Collected data:

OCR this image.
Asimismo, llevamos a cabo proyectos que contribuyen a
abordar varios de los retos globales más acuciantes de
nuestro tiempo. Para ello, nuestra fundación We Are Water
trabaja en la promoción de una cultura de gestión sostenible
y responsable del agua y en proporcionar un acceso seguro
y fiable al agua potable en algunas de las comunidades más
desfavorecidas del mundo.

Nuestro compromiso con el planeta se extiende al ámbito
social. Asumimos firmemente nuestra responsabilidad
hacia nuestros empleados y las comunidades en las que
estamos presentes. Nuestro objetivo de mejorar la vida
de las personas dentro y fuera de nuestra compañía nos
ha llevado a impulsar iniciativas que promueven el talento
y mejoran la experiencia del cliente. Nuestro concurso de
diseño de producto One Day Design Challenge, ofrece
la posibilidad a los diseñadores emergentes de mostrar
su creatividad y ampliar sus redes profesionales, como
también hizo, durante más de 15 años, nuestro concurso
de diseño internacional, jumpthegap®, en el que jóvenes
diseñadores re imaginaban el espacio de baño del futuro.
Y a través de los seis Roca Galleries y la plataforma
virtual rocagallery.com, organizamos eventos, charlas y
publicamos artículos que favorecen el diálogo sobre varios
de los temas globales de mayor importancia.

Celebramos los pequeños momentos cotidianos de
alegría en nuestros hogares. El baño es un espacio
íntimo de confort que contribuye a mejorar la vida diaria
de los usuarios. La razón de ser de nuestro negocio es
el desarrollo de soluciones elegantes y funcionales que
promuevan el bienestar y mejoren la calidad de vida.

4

Problem statement:
Transcribe all the entries, keeping each one exactly as it is.

Result of this task:
OCR this image.
Asimismo, llevamos a cabo proyectos que contribuyen a
abordar varios de los retos globales más acuciantes de
nuestro tiempo. Para ello, nuestra fundación We Are Water
trabaja en la promoción de una cultura de gestión sostenible
y responsable del agua y en proporcionar un acceso seguro
y fiable al agua potable en algunas de las comunidades más
desfavorecidas del mundo.

Nuestro compromiso con el planeta se extiende al ámbito
social. Asumimos firmemente nuestra responsabilidad
hacia nuestros empleados y las comunidades en las que
estamos presentes. Nuestro objetivo de mejorar la vida
de las personas dentro y fuera de nuestra compañía nos
ha llevado a impulsar iniciativas que promueven el talento
y mejoran la experiencia del cliente. Nuestro concurso de
diseño de producto One Day Design Challenge, ofrece
la posibilidad a los diseñadores emergentes de mostrar
su creatividad y ampliar sus redes profesionales, como
también hizo, durante más de 15 años, nuestro concurso
de diseño internacional, jumpthegap®, en el que jóvenes
diseñadores re imaginaban el espacio de baño del futuro.
Y a través de los seis Roca Galleries y la plataforma
virtual rocagallery.com, organizamos eventos, charlas y
publicamos artículos que favorecen el diálogo sobre varios
de los temas globales de mayor importancia.

Celebramos los pequeños momentos cotidianos de
alegría en nuestros hogares. El baño es un espacio
íntimo de confort que contribuye a mejorar la vida diaria
de los usuarios. La razón de ser de nuestro negocio es
el desarrollo de soluciones elegantes y funcionales que
promuevan el bienestar y mejoren la calidad de vida.

4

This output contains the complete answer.